# Work to be completed
Work out how many lines of the listing hold "text", then state only that count.

═══ Entries supplied ═══

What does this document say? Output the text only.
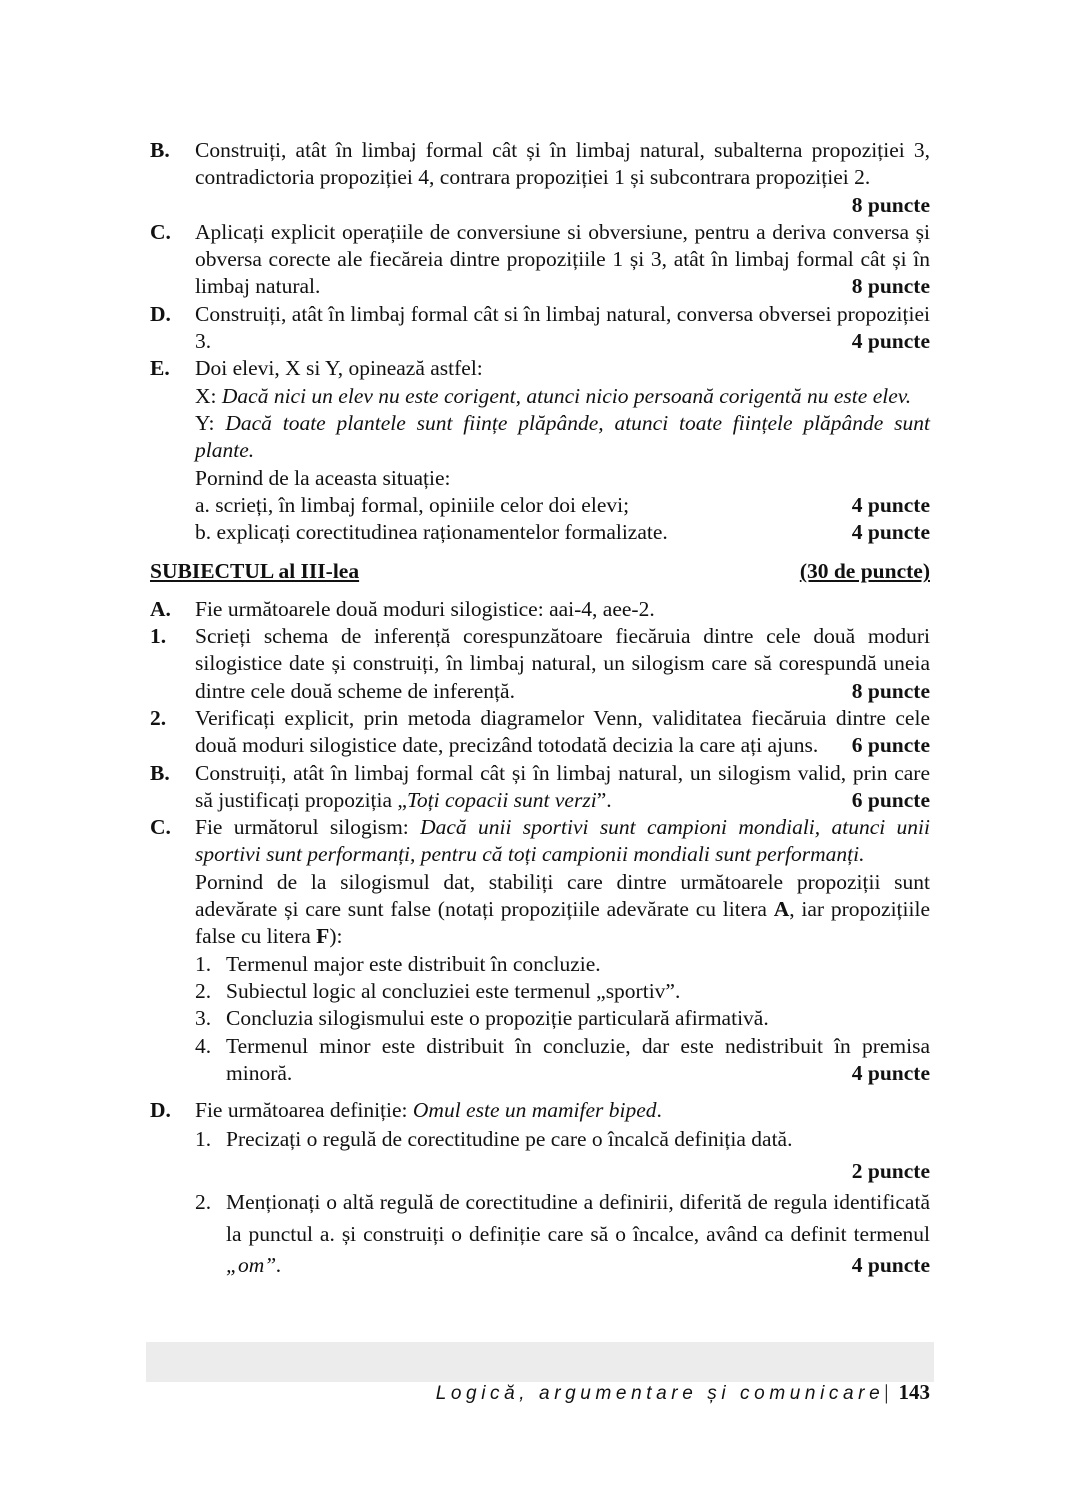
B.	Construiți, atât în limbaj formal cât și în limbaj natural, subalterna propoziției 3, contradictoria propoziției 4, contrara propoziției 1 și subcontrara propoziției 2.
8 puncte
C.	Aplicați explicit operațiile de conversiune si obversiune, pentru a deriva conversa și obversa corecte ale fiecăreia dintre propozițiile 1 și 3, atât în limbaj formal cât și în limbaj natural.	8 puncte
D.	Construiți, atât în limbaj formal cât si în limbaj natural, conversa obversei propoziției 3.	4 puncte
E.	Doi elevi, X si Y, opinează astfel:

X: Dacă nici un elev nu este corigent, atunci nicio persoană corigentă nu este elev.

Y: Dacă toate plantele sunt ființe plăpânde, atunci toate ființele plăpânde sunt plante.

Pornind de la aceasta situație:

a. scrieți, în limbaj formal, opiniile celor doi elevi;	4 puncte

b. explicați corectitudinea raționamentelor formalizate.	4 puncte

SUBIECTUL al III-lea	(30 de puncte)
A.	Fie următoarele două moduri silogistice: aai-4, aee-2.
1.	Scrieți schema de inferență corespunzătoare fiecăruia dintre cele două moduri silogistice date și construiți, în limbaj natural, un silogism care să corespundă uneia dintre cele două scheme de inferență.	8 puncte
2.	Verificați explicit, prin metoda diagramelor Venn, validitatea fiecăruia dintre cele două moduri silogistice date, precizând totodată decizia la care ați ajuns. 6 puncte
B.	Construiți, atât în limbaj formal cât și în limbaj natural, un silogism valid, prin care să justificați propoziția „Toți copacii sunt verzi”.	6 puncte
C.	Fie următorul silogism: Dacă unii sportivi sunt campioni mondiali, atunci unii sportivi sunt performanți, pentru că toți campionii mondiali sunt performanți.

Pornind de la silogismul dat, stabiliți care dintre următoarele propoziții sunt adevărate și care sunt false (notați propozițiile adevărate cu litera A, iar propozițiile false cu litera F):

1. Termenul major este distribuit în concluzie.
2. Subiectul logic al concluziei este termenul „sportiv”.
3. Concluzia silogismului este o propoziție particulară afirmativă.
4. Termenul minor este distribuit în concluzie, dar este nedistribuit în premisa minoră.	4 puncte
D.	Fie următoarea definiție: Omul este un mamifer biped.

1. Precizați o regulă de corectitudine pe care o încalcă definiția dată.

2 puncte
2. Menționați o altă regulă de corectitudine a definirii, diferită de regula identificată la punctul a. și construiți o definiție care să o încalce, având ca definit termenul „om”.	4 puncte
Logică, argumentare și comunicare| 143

═══
═══ Entries supplied ═══

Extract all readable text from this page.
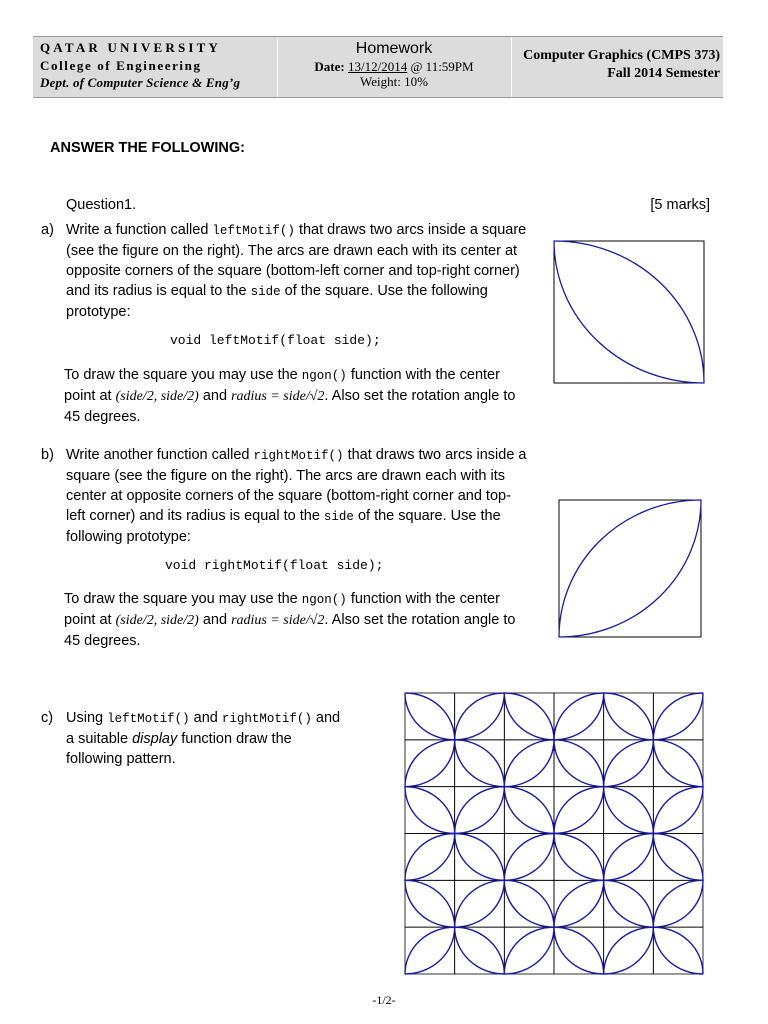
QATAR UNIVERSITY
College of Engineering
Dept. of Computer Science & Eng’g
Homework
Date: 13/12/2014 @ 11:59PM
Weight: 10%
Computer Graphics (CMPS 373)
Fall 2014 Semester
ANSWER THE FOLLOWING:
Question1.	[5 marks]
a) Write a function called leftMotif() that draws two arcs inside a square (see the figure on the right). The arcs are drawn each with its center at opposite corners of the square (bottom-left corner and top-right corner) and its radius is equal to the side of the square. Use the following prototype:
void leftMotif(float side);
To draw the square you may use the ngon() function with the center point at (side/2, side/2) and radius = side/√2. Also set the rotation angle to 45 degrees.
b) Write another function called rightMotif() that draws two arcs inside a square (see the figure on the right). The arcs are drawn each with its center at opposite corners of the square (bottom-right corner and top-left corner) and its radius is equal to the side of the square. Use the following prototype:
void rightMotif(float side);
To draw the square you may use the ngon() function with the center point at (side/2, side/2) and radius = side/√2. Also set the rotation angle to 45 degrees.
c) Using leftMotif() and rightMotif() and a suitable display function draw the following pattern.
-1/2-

═══

# Exercise output
2